**Stored rows**
(begin)
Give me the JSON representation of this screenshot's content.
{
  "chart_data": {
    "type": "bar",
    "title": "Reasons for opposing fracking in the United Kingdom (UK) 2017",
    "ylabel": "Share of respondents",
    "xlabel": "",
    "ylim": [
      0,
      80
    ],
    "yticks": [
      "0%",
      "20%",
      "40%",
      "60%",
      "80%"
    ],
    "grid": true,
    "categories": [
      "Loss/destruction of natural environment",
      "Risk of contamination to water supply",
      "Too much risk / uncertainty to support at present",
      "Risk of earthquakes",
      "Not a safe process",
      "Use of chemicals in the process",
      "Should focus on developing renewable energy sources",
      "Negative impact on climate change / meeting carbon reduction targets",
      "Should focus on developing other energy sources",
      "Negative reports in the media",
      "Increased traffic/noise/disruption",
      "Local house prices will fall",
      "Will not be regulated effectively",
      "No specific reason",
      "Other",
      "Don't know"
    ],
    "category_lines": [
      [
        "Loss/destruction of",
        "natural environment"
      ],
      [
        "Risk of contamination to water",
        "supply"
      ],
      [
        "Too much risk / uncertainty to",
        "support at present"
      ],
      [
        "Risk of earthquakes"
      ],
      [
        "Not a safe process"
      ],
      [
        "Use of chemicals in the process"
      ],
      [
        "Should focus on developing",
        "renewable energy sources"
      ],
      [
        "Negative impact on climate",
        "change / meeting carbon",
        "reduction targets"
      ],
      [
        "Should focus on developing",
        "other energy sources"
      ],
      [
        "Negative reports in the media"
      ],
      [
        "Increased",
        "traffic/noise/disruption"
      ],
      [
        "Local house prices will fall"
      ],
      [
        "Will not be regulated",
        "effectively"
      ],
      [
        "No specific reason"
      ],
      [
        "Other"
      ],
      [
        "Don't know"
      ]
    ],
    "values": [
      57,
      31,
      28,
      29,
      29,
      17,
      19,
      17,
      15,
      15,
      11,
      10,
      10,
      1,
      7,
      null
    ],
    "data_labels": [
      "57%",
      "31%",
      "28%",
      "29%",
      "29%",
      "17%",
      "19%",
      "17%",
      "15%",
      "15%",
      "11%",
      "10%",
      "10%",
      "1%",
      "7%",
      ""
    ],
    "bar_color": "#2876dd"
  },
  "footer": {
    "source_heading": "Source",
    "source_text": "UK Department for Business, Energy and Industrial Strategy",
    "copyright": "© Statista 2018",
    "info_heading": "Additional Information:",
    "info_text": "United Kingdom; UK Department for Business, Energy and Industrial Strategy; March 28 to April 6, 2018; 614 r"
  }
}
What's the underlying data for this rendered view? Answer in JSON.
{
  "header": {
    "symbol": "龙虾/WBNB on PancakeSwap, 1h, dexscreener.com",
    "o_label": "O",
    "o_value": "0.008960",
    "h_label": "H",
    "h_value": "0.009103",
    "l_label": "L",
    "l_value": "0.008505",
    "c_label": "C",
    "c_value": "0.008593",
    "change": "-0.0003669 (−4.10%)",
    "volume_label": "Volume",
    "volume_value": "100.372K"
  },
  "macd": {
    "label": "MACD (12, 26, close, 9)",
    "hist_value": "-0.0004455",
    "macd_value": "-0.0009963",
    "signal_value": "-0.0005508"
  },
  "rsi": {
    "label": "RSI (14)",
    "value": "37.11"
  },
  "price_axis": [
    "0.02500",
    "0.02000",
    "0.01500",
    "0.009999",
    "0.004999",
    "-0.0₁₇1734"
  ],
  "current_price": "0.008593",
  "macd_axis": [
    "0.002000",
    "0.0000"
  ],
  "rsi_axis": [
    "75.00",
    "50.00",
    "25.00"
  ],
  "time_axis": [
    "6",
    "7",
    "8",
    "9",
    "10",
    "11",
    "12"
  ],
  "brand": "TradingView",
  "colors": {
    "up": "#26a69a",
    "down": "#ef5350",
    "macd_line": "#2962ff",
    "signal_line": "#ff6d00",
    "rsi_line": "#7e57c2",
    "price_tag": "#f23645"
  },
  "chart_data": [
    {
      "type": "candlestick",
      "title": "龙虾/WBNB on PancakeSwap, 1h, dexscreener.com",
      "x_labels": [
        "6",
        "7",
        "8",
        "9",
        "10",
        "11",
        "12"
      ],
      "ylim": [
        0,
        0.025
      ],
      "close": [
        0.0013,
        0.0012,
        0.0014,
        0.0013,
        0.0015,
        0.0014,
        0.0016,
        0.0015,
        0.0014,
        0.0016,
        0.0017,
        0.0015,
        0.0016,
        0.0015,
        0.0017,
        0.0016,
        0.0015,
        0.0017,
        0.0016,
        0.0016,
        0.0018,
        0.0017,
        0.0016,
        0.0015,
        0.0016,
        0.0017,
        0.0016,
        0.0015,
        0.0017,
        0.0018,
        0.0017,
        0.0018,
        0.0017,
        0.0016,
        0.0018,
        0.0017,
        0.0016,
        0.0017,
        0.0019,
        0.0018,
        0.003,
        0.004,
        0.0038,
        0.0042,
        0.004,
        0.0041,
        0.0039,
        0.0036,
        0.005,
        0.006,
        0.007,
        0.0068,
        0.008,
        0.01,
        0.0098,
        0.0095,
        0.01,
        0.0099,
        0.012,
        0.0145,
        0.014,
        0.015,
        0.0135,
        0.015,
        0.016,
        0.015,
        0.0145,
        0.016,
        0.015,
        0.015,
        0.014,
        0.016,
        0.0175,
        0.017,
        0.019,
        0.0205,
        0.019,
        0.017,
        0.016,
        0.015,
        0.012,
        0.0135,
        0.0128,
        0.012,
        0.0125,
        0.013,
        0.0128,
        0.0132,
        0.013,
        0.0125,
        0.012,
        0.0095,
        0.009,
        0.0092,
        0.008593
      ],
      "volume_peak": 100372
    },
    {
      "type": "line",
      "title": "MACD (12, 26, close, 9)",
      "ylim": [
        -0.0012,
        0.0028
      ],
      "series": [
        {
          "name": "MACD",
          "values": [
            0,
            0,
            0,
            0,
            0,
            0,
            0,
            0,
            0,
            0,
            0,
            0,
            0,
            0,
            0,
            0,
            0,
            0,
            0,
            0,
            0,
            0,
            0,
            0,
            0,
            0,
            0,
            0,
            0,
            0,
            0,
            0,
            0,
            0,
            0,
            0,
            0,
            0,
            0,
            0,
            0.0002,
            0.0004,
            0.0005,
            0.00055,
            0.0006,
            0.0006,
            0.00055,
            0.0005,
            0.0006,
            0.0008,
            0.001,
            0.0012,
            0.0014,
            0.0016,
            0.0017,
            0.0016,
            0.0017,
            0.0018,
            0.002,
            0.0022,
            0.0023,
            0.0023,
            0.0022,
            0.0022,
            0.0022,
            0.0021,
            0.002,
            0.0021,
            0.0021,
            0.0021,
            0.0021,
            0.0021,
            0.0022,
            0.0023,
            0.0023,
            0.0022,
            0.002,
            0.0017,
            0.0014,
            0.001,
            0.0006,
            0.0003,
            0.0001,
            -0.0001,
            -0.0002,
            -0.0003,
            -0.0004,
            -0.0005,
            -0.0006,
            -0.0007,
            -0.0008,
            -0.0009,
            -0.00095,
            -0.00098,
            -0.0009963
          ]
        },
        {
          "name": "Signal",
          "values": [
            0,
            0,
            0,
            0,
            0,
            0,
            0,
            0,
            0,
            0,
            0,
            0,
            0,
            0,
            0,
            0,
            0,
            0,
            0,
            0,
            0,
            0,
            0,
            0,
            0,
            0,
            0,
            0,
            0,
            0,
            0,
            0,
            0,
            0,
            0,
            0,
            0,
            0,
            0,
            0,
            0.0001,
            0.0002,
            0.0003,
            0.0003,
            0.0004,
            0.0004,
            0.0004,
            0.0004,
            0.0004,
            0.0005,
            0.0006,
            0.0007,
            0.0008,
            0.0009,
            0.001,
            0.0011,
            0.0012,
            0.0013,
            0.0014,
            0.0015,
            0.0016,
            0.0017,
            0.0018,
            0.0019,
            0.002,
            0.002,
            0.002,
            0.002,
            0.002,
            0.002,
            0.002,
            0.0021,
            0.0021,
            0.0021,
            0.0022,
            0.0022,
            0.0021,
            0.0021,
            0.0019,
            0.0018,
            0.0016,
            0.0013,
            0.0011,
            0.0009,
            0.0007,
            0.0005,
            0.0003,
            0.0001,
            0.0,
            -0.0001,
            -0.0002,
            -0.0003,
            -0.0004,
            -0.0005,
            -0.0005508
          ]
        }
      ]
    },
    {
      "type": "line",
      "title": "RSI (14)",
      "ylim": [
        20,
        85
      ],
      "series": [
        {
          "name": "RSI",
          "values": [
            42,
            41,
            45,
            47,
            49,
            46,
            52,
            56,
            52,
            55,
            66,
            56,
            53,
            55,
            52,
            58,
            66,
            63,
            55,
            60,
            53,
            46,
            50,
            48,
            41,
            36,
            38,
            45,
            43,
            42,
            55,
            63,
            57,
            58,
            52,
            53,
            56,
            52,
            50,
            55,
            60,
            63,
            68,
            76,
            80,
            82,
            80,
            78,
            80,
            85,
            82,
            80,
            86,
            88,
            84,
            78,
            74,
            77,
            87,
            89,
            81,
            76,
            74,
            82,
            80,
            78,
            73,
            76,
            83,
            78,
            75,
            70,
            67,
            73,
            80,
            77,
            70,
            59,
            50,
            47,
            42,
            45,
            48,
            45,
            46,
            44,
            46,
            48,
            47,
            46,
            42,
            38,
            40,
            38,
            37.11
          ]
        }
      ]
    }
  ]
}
(end)
**Given task**
Make a list of all lines in the data that contain "dexscreener".

**Exercise response**
    "symbol": "龙虾/WBNB on PancakeSwap, 1h, dexscreener.com",
      "title": "龙虾/WBNB on PancakeSwap, 1h, dexscreener.com",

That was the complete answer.